▶ Challenge: Carry none of the pictures over; set down the material below exactly.

▶ Exercise inputs:
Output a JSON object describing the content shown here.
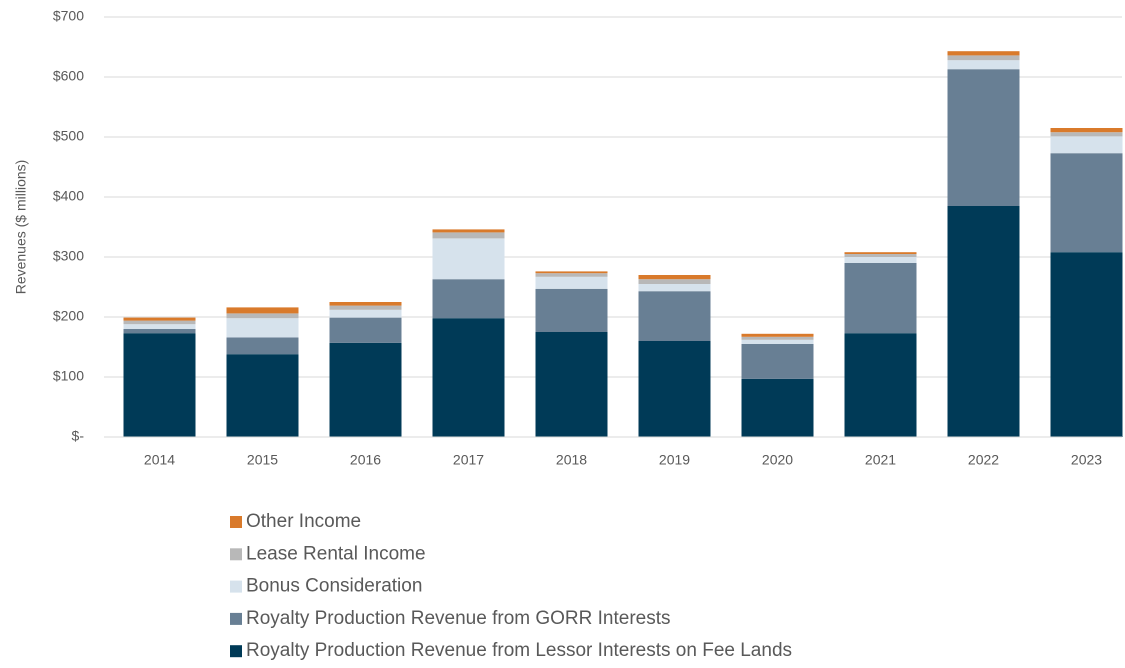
{
  "chart_data": {
    "type": "stacked_bar",
    "y_label": "Revenues ($ millions)",
    "categories": [
      "2014",
      "2015",
      "2016",
      "2017",
      "2018",
      "2019",
      "2020",
      "2021",
      "2022",
      "2023"
    ],
    "series": [
      {
        "name": "Royalty Production Revenue from Lessor Interests on Fee Lands",
        "color": "#003a57",
        "values": [
          173,
          138,
          157,
          198,
          175,
          160,
          97,
          173,
          385,
          308
        ]
      },
      {
        "name": "Royalty Production Revenue from GORR Interests",
        "color": "#687f94",
        "values": [
          7,
          28,
          42,
          65,
          72,
          83,
          58,
          117,
          228,
          165
        ]
      },
      {
        "name": "Bonus Consideration",
        "color": "#d6e2ec",
        "values": [
          8,
          32,
          13,
          68,
          20,
          12,
          7,
          10,
          15,
          28
        ]
      },
      {
        "name": "Lease Rental Income",
        "color": "#b8b8b8",
        "values": [
          6,
          8,
          7,
          10,
          6,
          8,
          5,
          5,
          8,
          7
        ]
      },
      {
        "name": "Other Income",
        "color": "#d97a2b",
        "values": [
          5,
          10,
          6,
          5,
          3,
          7,
          5,
          3,
          7,
          7
        ]
      }
    ],
    "ylim": [
      0,
      700
    ],
    "yticks": [
      {
        "value": 0,
        "label": "$-"
      },
      {
        "value": 100,
        "label": "$100"
      },
      {
        "value": 200,
        "label": "$200"
      },
      {
        "value": 300,
        "label": "$300"
      },
      {
        "value": 400,
        "label": "$400"
      },
      {
        "value": 500,
        "label": "$500"
      },
      {
        "value": 600,
        "label": "$600"
      },
      {
        "value": 700,
        "label": "$700"
      }
    ],
    "grid": true,
    "legend": "bottom"
  }
}
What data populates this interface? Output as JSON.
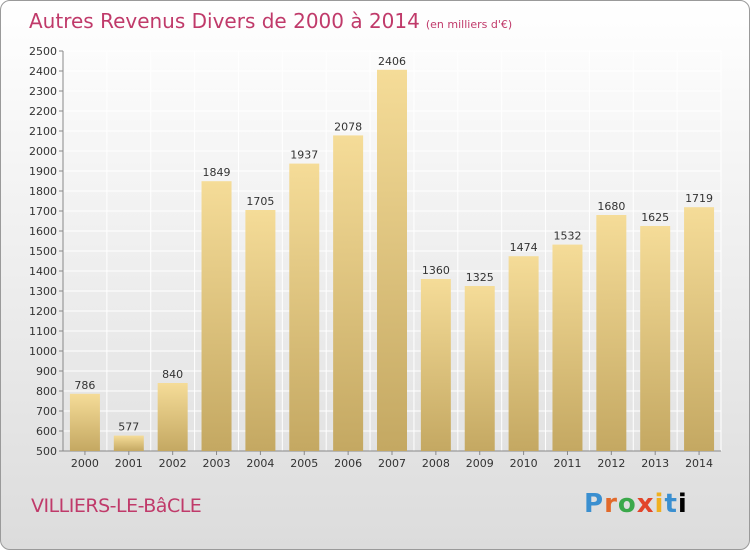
{
  "header": {
    "title": "Autres Revenus Divers de 2000 à 2014",
    "subtitle": "(en milliers d'€)"
  },
  "footer": {
    "place": "VILLIERS-LE-BâCLE",
    "logo_letters": [
      "P",
      "r",
      "o",
      "x",
      "i",
      "t",
      "i"
    ]
  },
  "colors": {
    "title": "#c03a6a",
    "bar_light": "#f5dc98",
    "bar_dark": "#c4a862",
    "grid": "#ffffff"
  },
  "chart_data": {
    "type": "bar",
    "title": "Autres Revenus Divers de 2000 à 2014",
    "subtitle": "(en milliers d'€)",
    "categories": [
      "2000",
      "2001",
      "2002",
      "2003",
      "2004",
      "2005",
      "2006",
      "2007",
      "2008",
      "2009",
      "2010",
      "2011",
      "2012",
      "2013",
      "2014"
    ],
    "values": [
      786,
      577,
      840,
      1849,
      1705,
      1937,
      2078,
      2406,
      1360,
      1325,
      1474,
      1532,
      1680,
      1625,
      1719
    ],
    "ylim": [
      500,
      2500
    ],
    "yticks": [
      500,
      600,
      700,
      800,
      900,
      1000,
      1100,
      1200,
      1300,
      1400,
      1500,
      1600,
      1700,
      1800,
      1900,
      2000,
      2100,
      2200,
      2300,
      2400,
      2500
    ],
    "grid": true,
    "xlabel": "",
    "ylabel": ""
  }
}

▶ Exercise solution:
Output a JSON object describing the content shown here.
{
  "chart_data": {
    "type": "stacked_bar",
    "y_label": "Revenues ($ millions)",
    "categories": [
      "2014",
      "2015",
      "2016",
      "2017",
      "2018",
      "2019",
      "2020",
      "2021",
      "2022",
      "2023"
    ],
    "series": [
      {
        "name": "Royalty Production Revenue from Lessor Interests on Fee Lands",
        "color": "#003a57",
        "values": [
          173,
          138,
          157,
          198,
          175,
          160,
          97,
          173,
          385,
          308
        ]
      },
      {
        "name": "Royalty Production Revenue from GORR Interests",
        "color": "#687f94",
        "values": [
          7,
          28,
          42,
          65,
          72,
          83,
          58,
          117,
          228,
          165
        ]
      },
      {
        "name": "Bonus Consideration",
        "color": "#d6e2ec",
        "values": [
          8,
          32,
          13,
          68,
          20,
          12,
          7,
          10,
          15,
          28
        ]
      },
      {
        "name": "Lease Rental Income",
        "color": "#b8b8b8",
        "values": [
          6,
          8,
          7,
          10,
          6,
          8,
          5,
          5,
          8,
          7
        ]
      },
      {
        "name": "Other Income",
        "color": "#d97a2b",
        "values": [
          5,
          10,
          6,
          5,
          3,
          7,
          5,
          3,
          7,
          7
        ]
      }
    ],
    "ylim": [
      0,
      700
    ],
    "yticks": [
      {
        "value": 0,
        "label": "$-"
      },
      {
        "value": 100,
        "label": "$100"
      },
      {
        "value": 200,
        "label": "$200"
      },
      {
        "value": 300,
        "label": "$300"
      },
      {
        "value": 400,
        "label": "$400"
      },
      {
        "value": 500,
        "label": "$500"
      },
      {
        "value": 600,
        "label": "$600"
      },
      {
        "value": 700,
        "label": "$700"
      }
    ],
    "grid": true,
    "legend": "bottom"
  }
}
What data populates this interface? Output as JSON.
{
  "header": {
    "title": "Autres Revenus Divers de 2000 à 2014",
    "subtitle": "(en milliers d'€)"
  },
  "footer": {
    "place": "VILLIERS-LE-BâCLE",
    "logo_letters": [
      "P",
      "r",
      "o",
      "x",
      "i",
      "t",
      "i"
    ]
  },
  "colors": {
    "title": "#c03a6a",
    "bar_light": "#f5dc98",
    "bar_dark": "#c4a862",
    "grid": "#ffffff"
  },
  "chart_data": {
    "type": "bar",
    "title": "Autres Revenus Divers de 2000 à 2014",
    "subtitle": "(en milliers d'€)",
    "categories": [
      "2000",
      "2001",
      "2002",
      "2003",
      "2004",
      "2005",
      "2006",
      "2007",
      "2008",
      "2009",
      "2010",
      "2011",
      "2012",
      "2013",
      "2014"
    ],
    "values": [
      786,
      577,
      840,
      1849,
      1705,
      1937,
      2078,
      2406,
      1360,
      1325,
      1474,
      1532,
      1680,
      1625,
      1719
    ],
    "ylim": [
      500,
      2500
    ],
    "yticks": [
      500,
      600,
      700,
      800,
      900,
      1000,
      1100,
      1200,
      1300,
      1400,
      1500,
      1600,
      1700,
      1800,
      1900,
      2000,
      2100,
      2200,
      2300,
      2400,
      2500
    ],
    "grid": true,
    "xlabel": "",
    "ylabel": ""
  }
}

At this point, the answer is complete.